STORED DATA –
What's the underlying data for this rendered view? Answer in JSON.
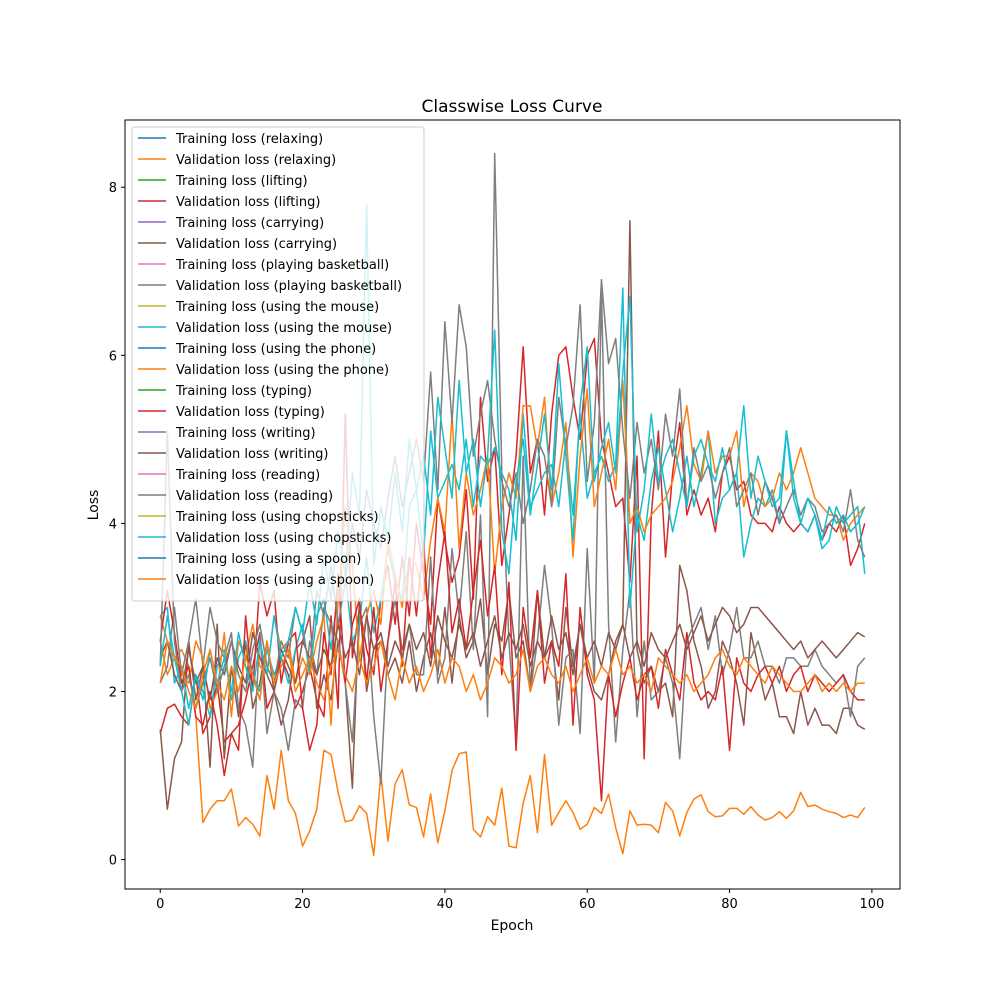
{
  "chart_data": {
    "type": "line",
    "title": "Classwise Loss Curve",
    "xlabel": "Epoch",
    "ylabel": "Loss",
    "xlim": [
      -4.95,
      103.95
    ],
    "ylim": [
      -0.35,
      8.8
    ],
    "xticks": [
      0,
      20,
      40,
      60,
      80,
      100
    ],
    "yticks": [
      0,
      2,
      4,
      6,
      8
    ],
    "grid": false,
    "legend_position": "upper left",
    "series": [
      {
        "name": "Training loss (relaxing)",
        "color": "#1f77b4",
        "values": []
      },
      {
        "name": "Validation loss (relaxing)",
        "color": "#ff7f0e",
        "values": [
          2.6,
          2.2,
          2.4,
          2.5,
          2.3,
          1.7,
          0.44,
          0.6,
          0.7,
          0.7,
          0.84,
          0.4,
          0.5,
          0.42,
          0.28,
          1.0,
          0.6,
          1.3,
          0.7,
          0.55,
          0.16,
          0.34,
          0.6,
          1.3,
          1.25,
          0.8,
          0.45,
          0.47,
          0.64,
          0.55,
          0.05,
          1.02,
          0.22,
          0.9,
          1.07,
          0.65,
          0.62,
          0.27,
          0.78,
          0.2,
          0.58,
          1.06,
          1.26,
          1.28,
          0.36,
          0.27,
          0.51,
          0.41,
          0.85,
          0.16,
          0.14,
          0.67,
          1.0,
          0.32,
          1.25,
          0.41,
          0.56,
          0.7,
          0.56,
          0.36,
          0.42,
          0.62,
          0.55,
          0.78,
          0.38,
          0.07,
          0.58,
          0.41,
          0.42,
          0.41,
          0.32,
          0.68,
          0.58,
          0.28,
          0.56,
          0.72,
          0.77,
          0.57,
          0.51,
          0.52,
          0.61,
          0.61,
          0.54,
          0.63,
          0.53,
          0.47,
          0.5,
          0.57,
          0.49,
          0.58,
          0.8,
          0.63,
          0.65,
          0.6,
          0.57,
          0.55,
          0.5,
          0.53,
          0.5,
          0.62
        ]
      },
      {
        "name": "Training loss (lifting)",
        "color": "#2ca02c",
        "values": []
      },
      {
        "name": "Validation loss (lifting)",
        "color": "#d62728",
        "values": [
          1.5,
          1.8,
          1.85,
          1.7,
          1.6,
          2.2,
          1.5,
          1.7,
          2.1,
          1.4,
          1.5,
          1.6,
          1.9,
          2.3,
          2.7,
          1.8,
          2.0,
          2.4,
          2.2,
          1.8,
          2.0,
          2.3,
          1.9,
          1.7,
          2.9,
          1.8,
          5.3,
          2.4,
          3.0,
          2.5,
          2.2,
          3.1,
          3.5,
          2.8,
          3.6,
          2.9,
          4.0,
          3.4,
          2.8,
          4.3,
          3.8,
          3.3,
          3.6,
          4.4,
          3.1,
          5.5,
          4.5,
          4.9,
          3.5,
          4.1,
          4.8,
          6.1,
          4.6,
          5.0,
          4.1,
          5.3,
          6.0,
          6.1,
          5.5,
          5.0,
          6.0,
          6.2,
          5.0,
          4.6,
          4.2,
          4.3,
          3.3,
          4.8,
          1.2,
          4.1,
          5.1,
          3.6,
          4.6,
          5.2,
          4.1,
          4.4,
          4.1,
          4.3,
          3.9,
          4.6,
          4.8,
          4.4,
          4.5,
          4.1,
          4.0,
          4.0,
          3.9,
          4.2,
          4.0,
          3.9,
          4.0,
          3.9,
          4.1,
          3.8,
          4.0,
          3.9,
          4.1,
          3.5,
          3.7,
          4.0
        ]
      },
      {
        "name": "Training loss (carrying)",
        "color": "#9467bd",
        "values": []
      },
      {
        "name": "Validation loss (carrying)",
        "color": "#8c564b",
        "values": [
          1.55,
          0.6,
          1.2,
          1.4,
          2.6,
          1.9,
          2.3,
          1.1,
          2.8,
          1.2,
          2.3,
          1.7,
          2.6,
          1.8,
          2.1,
          2.6,
          2.0,
          1.6,
          1.9,
          2.5,
          2.6,
          2.9,
          1.8,
          2.2,
          1.9,
          2.6,
          2.1,
          0.85,
          3.1,
          2.0,
          2.5,
          2.6,
          2.2,
          2.4,
          2.1,
          2.6,
          2.0,
          2.4,
          2.7,
          2.2,
          3.0,
          2.1,
          2.9,
          2.4,
          2.6,
          3.1,
          2.2,
          2.8,
          2.6,
          3.2,
          2.4,
          2.6,
          2.0,
          3.2,
          2.4,
          2.6,
          1.9,
          3.0,
          2.3,
          2.8,
          2.3,
          2.0,
          1.9,
          2.2,
          2.6,
          2.8,
          7.6,
          2.5,
          2.1,
          2.3,
          2.0,
          2.1,
          1.7,
          3.5,
          3.2,
          2.6,
          2.3,
          1.8,
          2.0,
          2.6,
          2.4,
          2.1,
          1.6,
          2.7,
          2.3,
          1.9,
          2.1,
          1.7,
          1.7,
          1.5,
          2.0,
          1.6,
          1.8,
          1.6,
          1.6,
          1.5,
          1.8,
          1.8,
          1.6,
          1.55
        ]
      },
      {
        "name": "Training loss (playing basketball)",
        "color": "#e377c2",
        "values": []
      },
      {
        "name": "Validation loss (playing basketball)",
        "color": "#7f7f7f",
        "values": [
          2.1,
          2.3,
          3.0,
          2.2,
          2.6,
          3.1,
          2.3,
          3.0,
          2.6,
          2.4,
          2.7,
          1.8,
          1.6,
          1.1,
          2.7,
          1.5,
          2.0,
          1.8,
          1.3,
          1.9,
          1.8,
          2.6,
          2.2,
          3.0,
          2.8,
          2.6,
          2.1,
          1.4,
          2.8,
          3.0,
          1.7,
          0.9,
          2.6,
          3.1,
          2.5,
          2.8,
          2.2,
          2.2,
          3.6,
          2.1,
          2.4,
          3.7,
          2.9,
          3.9,
          2.5,
          4.1,
          1.7,
          8.4,
          4.6,
          2.6,
          1.4,
          4.8,
          2.0,
          2.6,
          3.5,
          2.8,
          1.6,
          2.4,
          2.5,
          1.5,
          3.7,
          2.1,
          6.8,
          2.8,
          1.4,
          2.5,
          3.2,
          1.7,
          2.6,
          1.9,
          2.0,
          2.4,
          2.1,
          1.2,
          2.6,
          2.8,
          3.0,
          2.5,
          2.9,
          2.2,
          2.5,
          3.0,
          2.4,
          2.4,
          2.6,
          2.3,
          2.3,
          2.1,
          2.4,
          2.4,
          2.3,
          2.3,
          2.5,
          2.3,
          2.2,
          2.1,
          2.2,
          1.7,
          2.3,
          2.4
        ]
      },
      {
        "name": "Training loss (using the mouse)",
        "color": "#bcbd22",
        "values": []
      },
      {
        "name": "Validation loss (using the mouse)",
        "color": "#17becf",
        "values": [
          2.9,
          3.0,
          2.1,
          2.3,
          1.8,
          2.2,
          2.0,
          1.7,
          2.3,
          2.5,
          1.9,
          2.4,
          2.6,
          2.2,
          2.0,
          2.5,
          2.2,
          2.4,
          2.1,
          2.5,
          2.8,
          2.2,
          2.9,
          3.1,
          2.5,
          3.2,
          3.4,
          2.6,
          2.8,
          3.6,
          2.7,
          3.1,
          3.7,
          3.3,
          3.1,
          4.2,
          4.4,
          3.6,
          5.1,
          4.3,
          4.5,
          4.7,
          4.4,
          5.0,
          4.2,
          4.8,
          4.7,
          4.9,
          4.6,
          4.4,
          3.8,
          5.3,
          4.2,
          4.4,
          4.6,
          4.7,
          4.2,
          5.0,
          4.1,
          5.3,
          4.3,
          4.6,
          4.8,
          4.5,
          4.7,
          6.8,
          3.0,
          4.1,
          3.8,
          4.5,
          4.9,
          4.4,
          3.9,
          4.3,
          4.8,
          4.2,
          4.6,
          5.1,
          4.0,
          4.3,
          4.4,
          4.6,
          3.6,
          4.0,
          4.3,
          4.2,
          4.4,
          4.0,
          5.1,
          4.3,
          4.0,
          3.9,
          4.1,
          3.7,
          3.8,
          4.2,
          4.0,
          4.1,
          4.2,
          3.4
        ]
      },
      {
        "name": "Training loss (using the phone)",
        "color": "#1f77b4",
        "values": []
      },
      {
        "name": "Validation loss (using the phone)",
        "color": "#ff7f0e",
        "values": [
          2.9,
          2.6,
          2.4,
          2.2,
          2.1,
          2.6,
          2.4,
          1.8,
          2.0,
          2.7,
          1.7,
          2.6,
          2.4,
          2.8,
          2.3,
          2.2,
          2.9,
          2.5,
          2.6,
          2.1,
          2.4,
          2.2,
          2.6,
          2.9,
          1.6,
          3.1,
          4.2,
          3.5,
          2.4,
          2.9,
          3.2,
          2.8,
          3.8,
          3.4,
          3.0,
          3.6,
          3.5,
          3.1,
          3.8,
          4.3,
          3.9,
          5.3,
          3.7,
          4.6,
          4.1,
          4.4,
          4.8,
          3.4,
          4.2,
          4.6,
          4.3,
          5.4,
          5.4,
          4.9,
          5.5,
          4.2,
          4.6,
          5.2,
          3.6,
          4.8,
          5.6,
          4.2,
          4.6,
          5.0,
          4.4,
          5.7,
          4.0,
          4.2,
          3.9,
          4.1,
          4.2,
          4.3,
          4.5,
          4.9,
          5.4,
          4.7,
          4.5,
          5.1,
          4.6,
          4.8,
          4.8,
          5.1,
          4.2,
          4.6,
          4.5,
          4.2,
          4.3,
          4.6,
          4.4,
          4.6,
          4.9,
          4.6,
          4.3,
          4.2,
          4.1,
          4.1,
          3.8,
          4.0,
          4.1,
          4.2
        ]
      },
      {
        "name": "Training loss (typing)",
        "color": "#2ca02c",
        "values": []
      },
      {
        "name": "Validation loss (typing)",
        "color": "#d62728",
        "values": [
          2.6,
          3.2,
          2.7,
          2.1,
          2.3,
          1.7,
          1.6,
          2.0,
          1.6,
          1.0,
          1.5,
          1.3,
          2.9,
          2.0,
          3.3,
          2.9,
          3.2,
          2.1,
          2.6,
          2.7,
          1.8,
          1.3,
          1.6,
          2.7,
          2.2,
          3.4,
          2.1,
          2.8,
          3.1,
          2.1,
          3.0,
          2.0,
          2.6,
          3.3,
          2.3,
          3.6,
          2.9,
          3.8,
          2.4,
          3.3,
          3.9,
          2.7,
          3.1,
          2.5,
          3.2,
          3.8,
          2.9,
          3.5,
          2.2,
          3.3,
          1.3,
          3.0,
          2.4,
          3.2,
          2.1,
          2.6,
          2.3,
          3.4,
          1.6,
          3.0,
          2.2,
          1.9,
          0.7,
          2.2,
          1.7,
          2.1,
          2.4,
          1.9,
          2.2,
          2.3,
          1.8,
          2.5,
          2.2,
          1.9,
          2.7,
          2.1,
          1.9,
          2.0,
          1.9,
          2.3,
          1.3,
          2.4,
          2.1,
          2.0,
          2.2,
          2.3,
          2.1,
          2.3,
          2.0,
          2.2,
          2.3,
          2.0,
          2.2,
          2.1,
          2.0,
          2.1,
          2.2,
          2.0,
          1.9,
          1.9
        ]
      },
      {
        "name": "Training loss (writing)",
        "color": "#9467bd",
        "values": []
      },
      {
        "name": "Validation loss (writing)",
        "color": "#8c564b",
        "values": [
          2.4,
          2.6,
          2.2,
          2.0,
          2.5,
          2.1,
          2.3,
          1.9,
          2.4,
          2.2,
          2.6,
          2.3,
          2.1,
          2.7,
          2.4,
          2.2,
          2.0,
          2.5,
          2.3,
          2.1,
          2.6,
          2.4,
          2.2,
          2.5,
          2.3,
          2.8,
          2.4,
          2.6,
          2.2,
          2.9,
          2.5,
          2.7,
          2.3,
          2.6,
          2.4,
          2.8,
          2.5,
          2.7,
          2.3,
          2.9,
          2.6,
          2.4,
          2.8,
          2.5,
          2.7,
          2.3,
          2.6,
          2.9,
          2.4,
          2.7,
          2.5,
          2.8,
          2.3,
          2.6,
          2.4,
          2.9,
          2.5,
          2.7,
          2.2,
          2.8,
          2.4,
          2.6,
          2.3,
          2.7,
          2.5,
          2.8,
          2.4,
          2.6,
          2.3,
          2.7,
          2.5,
          2.4,
          2.6,
          2.8,
          2.5,
          2.7,
          2.9,
          2.6,
          2.8,
          3.0,
          2.9,
          2.7,
          2.8,
          3.0,
          3.0,
          2.9,
          2.8,
          2.7,
          2.6,
          2.5,
          2.6,
          2.4,
          2.5,
          2.6,
          2.5,
          2.4,
          2.5,
          2.6,
          2.7,
          2.65
        ]
      },
      {
        "name": "Training loss (reading)",
        "color": "#e377c2",
        "values": []
      },
      {
        "name": "Validation loss (reading)",
        "color": "#7f7f7f",
        "values": [
          2.3,
          5.1,
          2.6,
          2.0,
          2.2,
          1.8,
          2.1,
          2.4,
          2.0,
          2.3,
          2.6,
          2.2,
          2.0,
          2.5,
          2.8,
          2.3,
          2.1,
          2.6,
          2.4,
          3.0,
          2.7,
          2.3,
          3.2,
          2.9,
          3.5,
          2.8,
          3.3,
          4.0,
          3.6,
          4.4,
          4.0,
          3.7,
          4.3,
          4.8,
          4.2,
          4.6,
          5.0,
          4.5,
          5.8,
          4.4,
          6.4,
          5.2,
          6.6,
          6.1,
          4.8,
          5.3,
          5.7,
          5.0,
          4.5,
          4.2,
          4.6,
          4.0,
          4.4,
          5.0,
          4.8,
          4.2,
          5.5,
          4.9,
          5.4,
          6.6,
          4.5,
          5.2,
          6.9,
          5.9,
          6.2,
          5.1,
          4.3,
          5.2,
          4.6,
          5.0,
          4.4,
          5.3,
          4.8,
          5.6,
          4.2,
          4.9,
          4.5,
          4.7,
          4.3,
          4.6,
          4.9,
          4.2,
          4.4,
          4.6,
          4.1,
          4.5,
          4.3,
          4.0,
          4.2,
          4.4,
          4.1,
          4.3,
          4.2,
          3.9,
          4.0,
          4.1,
          3.9,
          4.4,
          3.8,
          3.6
        ]
      },
      {
        "name": "Training loss (using chopsticks)",
        "color": "#bcbd22",
        "values": []
      },
      {
        "name": "Validation loss (using chopsticks)",
        "color": "#17becf",
        "values": [
          2.3,
          2.9,
          2.4,
          2.0,
          1.6,
          2.2,
          1.9,
          2.5,
          2.1,
          2.4,
          2.0,
          2.7,
          2.3,
          2.0,
          2.6,
          2.2,
          2.9,
          2.4,
          2.6,
          3.0,
          2.7,
          3.3,
          2.8,
          3.6,
          3.1,
          3.9,
          3.4,
          4.6,
          4.1,
          7.8,
          3.5,
          4.2,
          3.8,
          4.6,
          3.9,
          5.0,
          4.4,
          4.8,
          4.1,
          5.5,
          4.9,
          4.3,
          5.7,
          4.6,
          5.0,
          4.2,
          4.8,
          6.3,
          3.9,
          3.4,
          4.5,
          5.0,
          4.1,
          4.7,
          5.3,
          4.4,
          5.9,
          4.8,
          3.8,
          5.4,
          6.1,
          4.5,
          4.9,
          5.2,
          4.6,
          5.8,
          6.7,
          3.9,
          4.4,
          5.3,
          4.5,
          4.8,
          5.0,
          4.6,
          4.2,
          4.8,
          5.0,
          4.7,
          4.5,
          4.9,
          4.4,
          4.6,
          5.4,
          4.3,
          4.8,
          4.5,
          4.2,
          4.3,
          5.1,
          4.5,
          4.0,
          4.3,
          4.1,
          3.8,
          4.2,
          4.0,
          4.1,
          3.9,
          4.0,
          4.2
        ]
      },
      {
        "name": "Training loss (using a spoon)",
        "color": "#1f77b4",
        "values": []
      },
      {
        "name": "Validation loss (using a spoon)",
        "color": "#ff7f0e",
        "values": [
          2.1,
          2.6,
          2.4,
          2.3,
          2.0,
          1.8,
          2.2,
          2.5,
          2.1,
          1.9,
          2.3,
          2.0,
          2.4,
          2.2,
          1.9,
          2.6,
          2.1,
          2.3,
          2.5,
          2.0,
          2.2,
          2.4,
          2.1,
          1.9,
          2.3,
          2.5,
          2.2,
          2.0,
          2.4,
          2.1,
          2.3,
          2.6,
          2.2,
          1.9,
          2.4,
          2.1,
          2.3,
          2.0,
          2.2,
          2.5,
          2.1,
          2.4,
          2.3,
          2.0,
          2.2,
          1.9,
          2.1,
          2.4,
          2.3,
          2.1,
          2.2,
          2.5,
          2.0,
          2.3,
          2.4,
          2.2,
          2.1,
          2.3,
          2.0,
          2.2,
          2.4,
          2.1,
          2.3,
          2.2,
          2.5,
          2.2,
          2.3,
          2.1,
          2.2,
          2.0,
          2.4,
          2.3,
          2.2,
          2.1,
          2.2,
          2.0,
          2.1,
          2.2,
          2.4,
          2.5,
          2.3,
          2.2,
          2.4,
          2.3,
          2.2,
          2.1,
          2.3,
          2.2,
          2.1,
          2.0,
          2.0,
          2.1,
          2.2,
          2.0,
          2.1,
          2.0,
          2.1,
          2.0,
          2.1,
          2.1
        ]
      }
    ]
  }
}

WHAT IS EXPECTED – Using the listing above, pull out all lines that hold the word "spoon".

SOLUTION –
        "name": "Training loss (using a spoon)",
        "name": "Validation loss (using a spoon)",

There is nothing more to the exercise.